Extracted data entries
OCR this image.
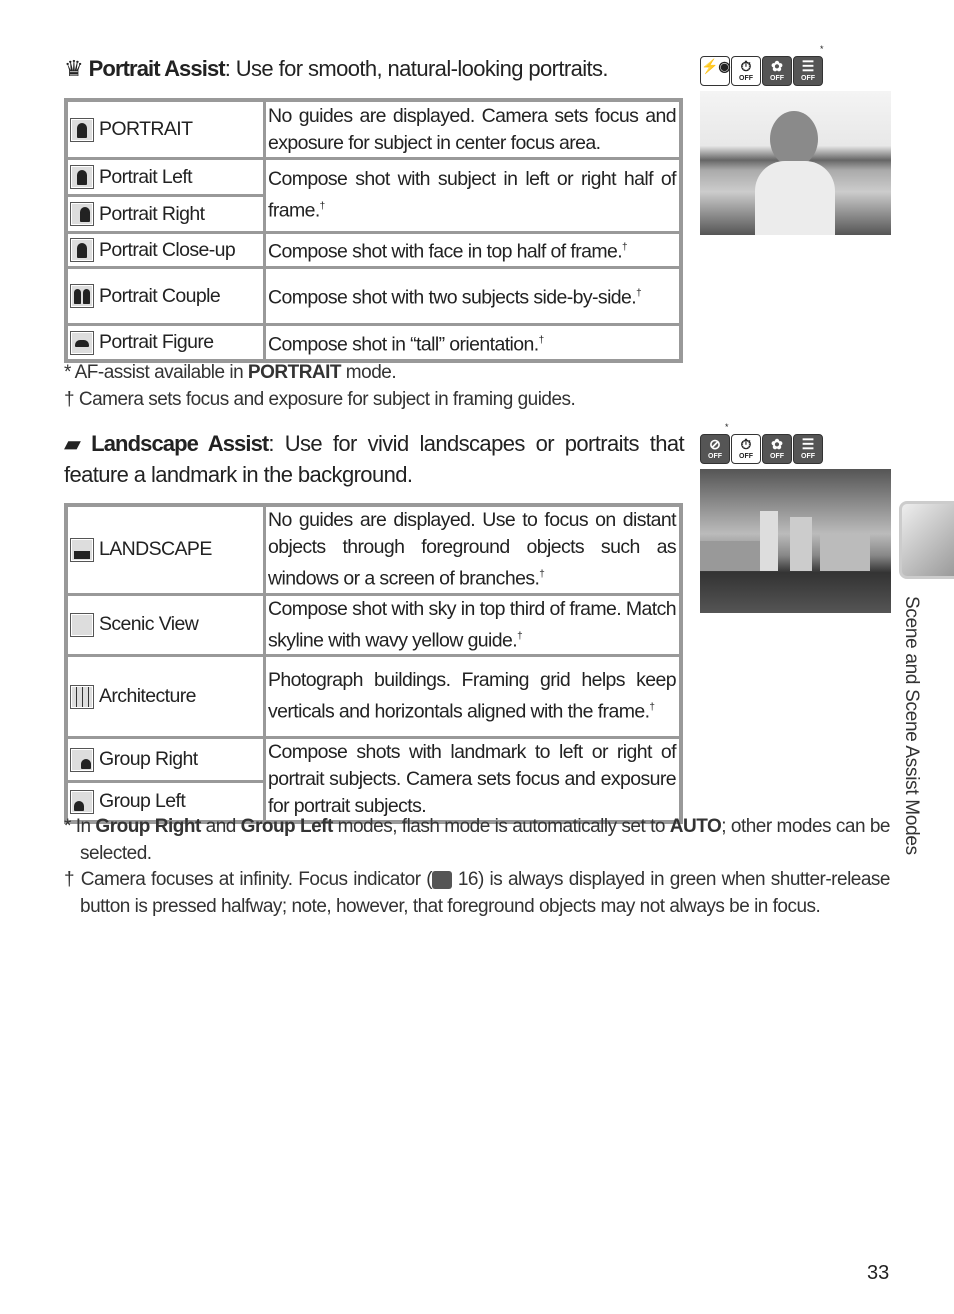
♛ Portrait Assist: Use for smooth, natural-looking portraits.
*
⚡◉ ⏱
OFF
✿
OFF
☰
OFF
PORTRAIT	No guides are displayed. Camera sets focus and exposure for subject in center focus area.

Portrait Left	Compose shot with subject in left or right half of frame.†

Portrait Right	

Portrait Close-up	Compose shot with face in top half of frame.†

Portrait Couple	Compose shot with two subjects side-by-side.†

Portrait Figure	Compose shot in “tall” orientation.†
* AF-assist available in PORTRAIT mode.
† Camera sets focus and exposure for subject in framing guides.
▰ Landscape Assist: Use for vivid landscapes or portraits that feature a landmark in the background.
*
⊘
OFF
⏱
OFF
✿
OFF
☰
OFF
Scene and Scene Assist Modes
LANDSCAPE	No guides are displayed. Use to focus on distant objects through foreground objects such as windows or a screen of branches.†
Scenic View	Compose shot with sky in top third of frame. Match skyline with wavy yellow guide.†
Architecture	Photograph buildings. Framing grid helps keep verticals and horizontals aligned with the frame.†

Group Right	Compose shots with landmark to left or right of portrait subjects. Camera sets focus and exposure for portrait subjects.

Group Left	
* In Group Right and Group Left modes, flash mode is automatically set to AUTO; other modes can be selected.
† Camera focuses at infinity. Focus indicator ( 16) is always displayed in green when shutter-release button is pressed halfway; note, however, that foreground objects may not always be in focus.
33
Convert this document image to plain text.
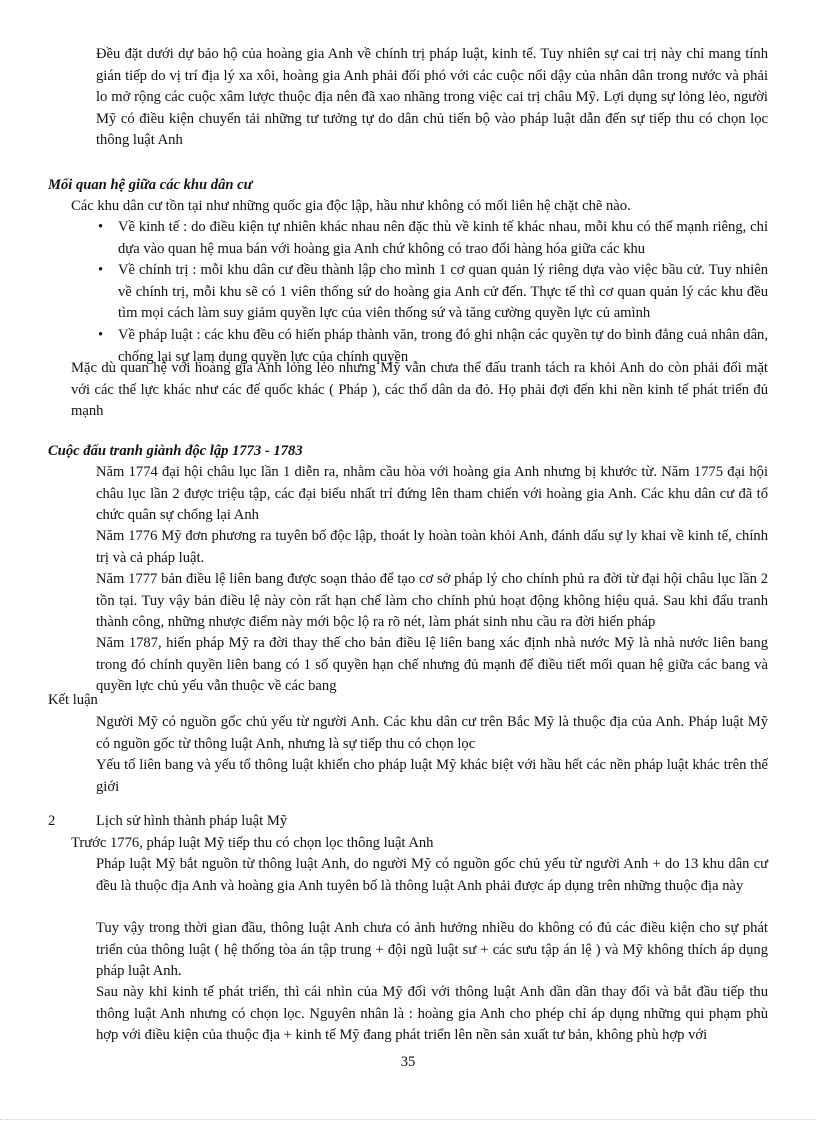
Đều đặt dưới dự bảo hộ của hoàng gia Anh về chính trị pháp luật, kinh tế. Tuy nhiên sự cai trị này chỉ mang tính gián tiếp do vị trí địa lý xa xôi, hoàng gia Anh phải đối phó với các cuộc nổi dậy của nhân dân trong nước và phải lo mở rộng các cuộc xâm lược thuộc địa nên đã xao nhãng trong việc cai trị châu Mỹ. Lợi dụng sự lỏng lẻo, người Mỹ có điều kiện chuyển tải những tư tưởng tự do dân chủ tiến bộ vào pháp luật dẫn đến sự tiếp thu có chọn lọc thông luật Anh

Mối quan hệ giữa các khu dân cư

Các khu dân cư tồn tại như những quốc gia độc lập, hầu như không có mối liên hệ chặt chẽ nào.

• Về kinh tế : do điều kiện tự nhiên khác nhau nên đặc thù về kinh tế khác nhau, mỗi khu có thế mạnh riêng, chỉ dựa vào quan hệ mua bán với hoàng gia Anh chứ không có trao đổi hàng hóa giữa các khu
• Về chính trị : mỗi khu dân cư đều thành lập cho mình 1 cơ quan quản lý riêng dựa vào việc bầu cử. Tuy nhiên về chính trị, mỗi khu sẽ có 1 viên thống sứ do hoàng gia Anh cử đến. Thực tế thì cơ quan quản lý các khu đều tìm mọi cách làm suy giảm quyền lực của viên thống sứ và tăng cường quyền lực củ amình
• Về pháp luật : các khu đều có hiến pháp thành văn, trong đó ghi nhận các quyền tự do bình đẳng cuả nhân dân, chống lại sự lạm dụng quyền lực của chính quyền

Mặc dù quan hệ với hoàng gia Anh lỏng lẻo nhưng Mỹ vẫn chưa thể đấu tranh tách ra khỏi Anh do còn phải đối mặt với các thế lực khác như các đế quốc khác ( Pháp ), các thổ dân da đỏ. Họ phải đợi đến khi nền kinh tế phát triển đủ mạnh

Cuộc đấu tranh giành độc lập 1773 - 1783

Năm 1774 đại hội châu lục lần 1 diễn ra, nhằm cầu hòa với hoàng gia Anh nhưng bị khước từ. Năm 1775 đại hội châu lục lần 2 được triệu tập, các đại biểu nhất trí đứng lên tham chiến với hoàng gia Anh. Các khu dân cư đã tổ chức quân sự chống lại Anh

Năm 1776 Mỹ đơn phương ra tuyên bố độc lập, thoát ly hoàn toàn khỏi Anh, đánh dấu sự ly khai về kinh tế, chính trị và cả pháp luật.

Năm 1777 bản điều lệ liên bang được soạn thảo để tạo cơ sở pháp lý cho chính phủ ra đời từ đại hội châu lục lần 2 tồn tại. Tuy vậy bản điều lệ này còn rất hạn chế làm cho chính phủ hoạt động không hiệu quả. Sau khi đấu tranh thành công, những nhược điểm này mới bộc lộ ra rõ nét, làm phát sinh nhu cầu ra đời hiến pháp

Năm 1787, hiến pháp Mỹ ra đời thay thế cho bản điều lệ liên bang xác định nhà nước Mỹ là nhà nước liên bang trong đó chính quyền liên bang có 1 số quyền hạn chế nhưng đủ mạnh để điều tiết mối quan hệ giữa các bang và quyền lực chủ yếu vẫn thuộc về các bang

Kết luận

Người Mỹ có nguồn gốc chủ yếu từ người Anh. Các khu dân cư trên Bắc Mỹ là thuộc địa của Anh. Pháp luật Mỹ có nguồn gốc từ thông luật Anh, nhưng là sự tiếp thu có chọn lọc

Yếu tố liên bang và yếu tố thông luật khiến cho pháp luật Mỹ khác biệt với hầu hết các nền pháp luật khác trên thế giới

2	Lịch sử hình thành pháp luật Mỹ
Trước 1776, pháp luật Mỹ tiếp thu có chọn lọc thông luật Anh

Pháp luật Mỹ bắt nguồn từ thông luật Anh, do người Mỹ có nguồn gốc chủ yếu từ người Anh + do 13 khu dân cư đều là thuộc địa Anh và hoàng gia Anh tuyên bố là thông luật Anh phải được áp dụng trên những thuộc địa này

Tuy vậy trong thời gian đầu, thông luật Anh chưa có ảnh hưởng nhiều do không có đủ các điều kiện cho sự phát triển của thông luật ( hệ thống tòa án tập trung + đội ngũ luật sư + các sưu tập án lệ ) và Mỹ không thích áp dụng pháp luật Anh.

Sau này khi kinh tế phát triển, thì cái nhìn của Mỹ đối với thông luật Anh dần dần thay đổi và bắt đầu tiếp thu thông luật Anh nhưng có chọn lọc. Nguyên nhân là : hoàng gia Anh cho phép chỉ áp dụng những qui phạm phù hợp với điều kiện của thuộc địa + kinh tế Mỹ đang phát triển lên nền sản xuất tư bản, không phù hợp với

35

**Exercise details**
Quote the data exactly, leaving every image out of the copy.

**Exercise output**
OCR this image.
♛ Portrait Assist: Use for smooth, natural-looking portraits.
*
⚡◉ ⏱
OFF
✿
OFF
☰
OFF
PORTRAIT	No guides are displayed. Camera sets focus and exposure for subject in center focus area.

Portrait Left	Compose shot with subject in left or right half of frame.†

Portrait Right	

Portrait Close-up	Compose shot with face in top half of frame.†

Portrait Couple	Compose shot with two subjects side-by-side.†

Portrait Figure	Compose shot in “tall” orientation.†
* AF-assist available in PORTRAIT mode.
† Camera sets focus and exposure for subject in framing guides.
▰ Landscape Assist: Use for vivid landscapes or portraits that feature a landmark in the background.
*
⊘
OFF
⏱
OFF
✿
OFF
☰
OFF
Scene and Scene Assist Modes
LANDSCAPE	No guides are displayed. Use to focus on distant objects through foreground objects such as windows or a screen of branches.†
Scenic View	Compose shot with sky in top third of frame. Match skyline with wavy yellow guide.†
Architecture	Photograph buildings. Framing grid helps keep verticals and horizontals aligned with the frame.†

Group Right	Compose shots with landmark to left or right of portrait subjects. Camera sets focus and exposure for portrait subjects.

Group Left	
* In Group Right and Group Left modes, flash mode is automatically set to AUTO; other modes can be selected.
† Camera focuses at infinity. Focus indicator ( 16) is always displayed in green when shutter-release button is pressed halfway; note, however, that foreground objects may not always be in focus.
33
Convert this document image to plain text.
Đều đặt dưới dự bảo hộ của hoàng gia Anh về chính trị pháp luật, kinh tế. Tuy nhiên sự cai trị này chỉ mang tính gián tiếp do vị trí địa lý xa xôi, hoàng gia Anh phải đối phó với các cuộc nổi dậy của nhân dân trong nước và phải lo mở rộng các cuộc xâm lược thuộc địa nên đã xao nhãng trong việc cai trị châu Mỹ. Lợi dụng sự lỏng lẻo, người Mỹ có điều kiện chuyển tải những tư tưởng tự do dân chủ tiến bộ vào pháp luật dẫn đến sự tiếp thu có chọn lọc thông luật Anh

Mối quan hệ giữa các khu dân cư

Các khu dân cư tồn tại như những quốc gia độc lập, hầu như không có mối liên hệ chặt chẽ nào.

• Về kinh tế : do điều kiện tự nhiên khác nhau nên đặc thù về kinh tế khác nhau, mỗi khu có thế mạnh riêng, chỉ dựa vào quan hệ mua bán với hoàng gia Anh chứ không có trao đổi hàng hóa giữa các khu
• Về chính trị : mỗi khu dân cư đều thành lập cho mình 1 cơ quan quản lý riêng dựa vào việc bầu cử. Tuy nhiên về chính trị, mỗi khu sẽ có 1 viên thống sứ do hoàng gia Anh cử đến. Thực tế thì cơ quan quản lý các khu đều tìm mọi cách làm suy giảm quyền lực của viên thống sứ và tăng cường quyền lực củ amình
• Về pháp luật : các khu đều có hiến pháp thành văn, trong đó ghi nhận các quyền tự do bình đẳng cuả nhân dân, chống lại sự lạm dụng quyền lực của chính quyền

Mặc dù quan hệ với hoàng gia Anh lỏng lẻo nhưng Mỹ vẫn chưa thể đấu tranh tách ra khỏi Anh do còn phải đối mặt với các thế lực khác như các đế quốc khác ( Pháp ), các thổ dân da đỏ. Họ phải đợi đến khi nền kinh tế phát triển đủ mạnh

Cuộc đấu tranh giành độc lập 1773 - 1783

Năm 1774 đại hội châu lục lần 1 diễn ra, nhằm cầu hòa với hoàng gia Anh nhưng bị khước từ. Năm 1775 đại hội châu lục lần 2 được triệu tập, các đại biểu nhất trí đứng lên tham chiến với hoàng gia Anh. Các khu dân cư đã tổ chức quân sự chống lại Anh

Năm 1776 Mỹ đơn phương ra tuyên bố độc lập, thoát ly hoàn toàn khỏi Anh, đánh dấu sự ly khai về kinh tế, chính trị và cả pháp luật.

Năm 1777 bản điều lệ liên bang được soạn thảo để tạo cơ sở pháp lý cho chính phủ ra đời từ đại hội châu lục lần 2 tồn tại. Tuy vậy bản điều lệ này còn rất hạn chế làm cho chính phủ hoạt động không hiệu quả. Sau khi đấu tranh thành công, những nhược điểm này mới bộc lộ ra rõ nét, làm phát sinh nhu cầu ra đời hiến pháp

Năm 1787, hiến pháp Mỹ ra đời thay thế cho bản điều lệ liên bang xác định nhà nước Mỹ là nhà nước liên bang trong đó chính quyền liên bang có 1 số quyền hạn chế nhưng đủ mạnh để điều tiết mối quan hệ giữa các bang và quyền lực chủ yếu vẫn thuộc về các bang

Kết luận

Người Mỹ có nguồn gốc chủ yếu từ người Anh. Các khu dân cư trên Bắc Mỹ là thuộc địa của Anh. Pháp luật Mỹ có nguồn gốc từ thông luật Anh, nhưng là sự tiếp thu có chọn lọc

Yếu tố liên bang và yếu tố thông luật khiến cho pháp luật Mỹ khác biệt với hầu hết các nền pháp luật khác trên thế giới

2	Lịch sử hình thành pháp luật Mỹ
Trước 1776, pháp luật Mỹ tiếp thu có chọn lọc thông luật Anh

Pháp luật Mỹ bắt nguồn từ thông luật Anh, do người Mỹ có nguồn gốc chủ yếu từ người Anh + do 13 khu dân cư đều là thuộc địa Anh và hoàng gia Anh tuyên bố là thông luật Anh phải được áp dụng trên những thuộc địa này

Tuy vậy trong thời gian đầu, thông luật Anh chưa có ảnh hưởng nhiều do không có đủ các điều kiện cho sự phát triển của thông luật ( hệ thống tòa án tập trung + đội ngũ luật sư + các sưu tập án lệ ) và Mỹ không thích áp dụng pháp luật Anh.

Sau này khi kinh tế phát triển, thì cái nhìn của Mỹ đối với thông luật Anh dần dần thay đổi và bắt đầu tiếp thu thông luật Anh nhưng có chọn lọc. Nguyên nhân là : hoàng gia Anh cho phép chỉ áp dụng những qui phạm phù hợp với điều kiện của thuộc địa + kinh tế Mỹ đang phát triển lên nền sản xuất tư bản, không phù hợp với

35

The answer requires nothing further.